* [Material shown]:
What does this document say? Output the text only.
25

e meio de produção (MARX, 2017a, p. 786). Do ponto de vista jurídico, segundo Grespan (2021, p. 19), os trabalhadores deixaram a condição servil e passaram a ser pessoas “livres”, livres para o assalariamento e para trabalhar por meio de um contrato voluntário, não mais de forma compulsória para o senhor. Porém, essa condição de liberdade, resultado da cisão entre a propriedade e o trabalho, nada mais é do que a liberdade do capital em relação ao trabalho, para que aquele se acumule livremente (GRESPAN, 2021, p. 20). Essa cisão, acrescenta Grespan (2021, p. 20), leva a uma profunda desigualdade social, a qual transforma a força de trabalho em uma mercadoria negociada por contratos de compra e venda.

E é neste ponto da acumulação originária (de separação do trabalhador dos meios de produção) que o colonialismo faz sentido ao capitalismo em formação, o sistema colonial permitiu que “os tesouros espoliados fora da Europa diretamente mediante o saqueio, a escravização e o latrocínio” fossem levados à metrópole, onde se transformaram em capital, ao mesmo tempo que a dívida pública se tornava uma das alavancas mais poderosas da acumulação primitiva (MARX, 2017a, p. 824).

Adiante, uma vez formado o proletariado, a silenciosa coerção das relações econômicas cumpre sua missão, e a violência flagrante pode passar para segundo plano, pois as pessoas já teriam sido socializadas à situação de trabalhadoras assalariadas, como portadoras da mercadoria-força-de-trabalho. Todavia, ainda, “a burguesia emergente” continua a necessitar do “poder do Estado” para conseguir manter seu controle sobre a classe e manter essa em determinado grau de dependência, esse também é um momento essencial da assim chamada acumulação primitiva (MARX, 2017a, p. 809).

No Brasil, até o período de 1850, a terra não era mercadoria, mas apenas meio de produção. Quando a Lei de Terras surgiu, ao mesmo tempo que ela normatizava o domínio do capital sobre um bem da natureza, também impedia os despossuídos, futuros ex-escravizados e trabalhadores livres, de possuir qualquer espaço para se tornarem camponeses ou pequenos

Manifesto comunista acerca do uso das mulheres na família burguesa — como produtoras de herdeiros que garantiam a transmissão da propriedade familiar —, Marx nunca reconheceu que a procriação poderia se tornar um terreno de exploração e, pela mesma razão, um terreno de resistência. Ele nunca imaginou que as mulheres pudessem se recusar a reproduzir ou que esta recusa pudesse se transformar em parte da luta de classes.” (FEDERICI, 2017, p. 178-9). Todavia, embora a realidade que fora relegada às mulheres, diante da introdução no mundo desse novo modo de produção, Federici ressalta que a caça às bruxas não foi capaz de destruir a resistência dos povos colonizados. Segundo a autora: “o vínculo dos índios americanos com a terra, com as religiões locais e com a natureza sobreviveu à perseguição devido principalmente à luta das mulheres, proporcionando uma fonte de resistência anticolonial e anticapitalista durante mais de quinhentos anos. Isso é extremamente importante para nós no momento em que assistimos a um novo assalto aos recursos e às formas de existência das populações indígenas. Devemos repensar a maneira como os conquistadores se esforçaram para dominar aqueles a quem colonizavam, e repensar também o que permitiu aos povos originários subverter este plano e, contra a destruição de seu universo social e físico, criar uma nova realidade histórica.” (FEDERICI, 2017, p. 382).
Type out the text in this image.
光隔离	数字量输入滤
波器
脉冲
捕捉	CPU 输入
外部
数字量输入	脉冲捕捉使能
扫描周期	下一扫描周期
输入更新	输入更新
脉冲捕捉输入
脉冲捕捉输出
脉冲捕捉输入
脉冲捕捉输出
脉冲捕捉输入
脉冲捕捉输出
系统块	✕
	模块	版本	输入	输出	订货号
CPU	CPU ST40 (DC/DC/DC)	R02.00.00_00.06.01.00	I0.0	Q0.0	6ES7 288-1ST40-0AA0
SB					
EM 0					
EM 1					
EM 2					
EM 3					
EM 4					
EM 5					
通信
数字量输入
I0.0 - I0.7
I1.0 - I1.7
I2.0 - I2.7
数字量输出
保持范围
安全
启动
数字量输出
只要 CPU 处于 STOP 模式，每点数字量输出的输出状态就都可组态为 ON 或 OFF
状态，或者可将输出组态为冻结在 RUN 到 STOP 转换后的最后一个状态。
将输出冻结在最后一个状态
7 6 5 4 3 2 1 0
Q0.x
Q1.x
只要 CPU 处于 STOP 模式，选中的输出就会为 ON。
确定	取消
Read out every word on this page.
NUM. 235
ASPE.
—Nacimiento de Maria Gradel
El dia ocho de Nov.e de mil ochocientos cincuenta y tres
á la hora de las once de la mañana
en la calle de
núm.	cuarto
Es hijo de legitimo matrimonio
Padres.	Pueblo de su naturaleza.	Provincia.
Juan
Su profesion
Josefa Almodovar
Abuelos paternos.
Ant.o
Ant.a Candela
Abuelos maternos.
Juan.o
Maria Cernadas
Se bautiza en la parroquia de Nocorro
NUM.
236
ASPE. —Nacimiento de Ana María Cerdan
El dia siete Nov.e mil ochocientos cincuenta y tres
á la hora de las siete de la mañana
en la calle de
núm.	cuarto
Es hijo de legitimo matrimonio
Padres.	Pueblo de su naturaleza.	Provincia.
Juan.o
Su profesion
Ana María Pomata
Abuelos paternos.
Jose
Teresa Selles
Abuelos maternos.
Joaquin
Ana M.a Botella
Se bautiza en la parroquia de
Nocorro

* [Exercise prompt]:
Wherever the word "STOP" occurs in a line of the listing, copy that line.

* [Final result]:
只要 CPU 处于 STOP 模式，每点数字量输出的输出状态就都可组态为 ON 或 OFF
状态，或者可将输出组态为冻结在 RUN 到 STOP 转换后的最后一个状态。
只要 CPU 处于 STOP 模式，选中的输出就会为 ON。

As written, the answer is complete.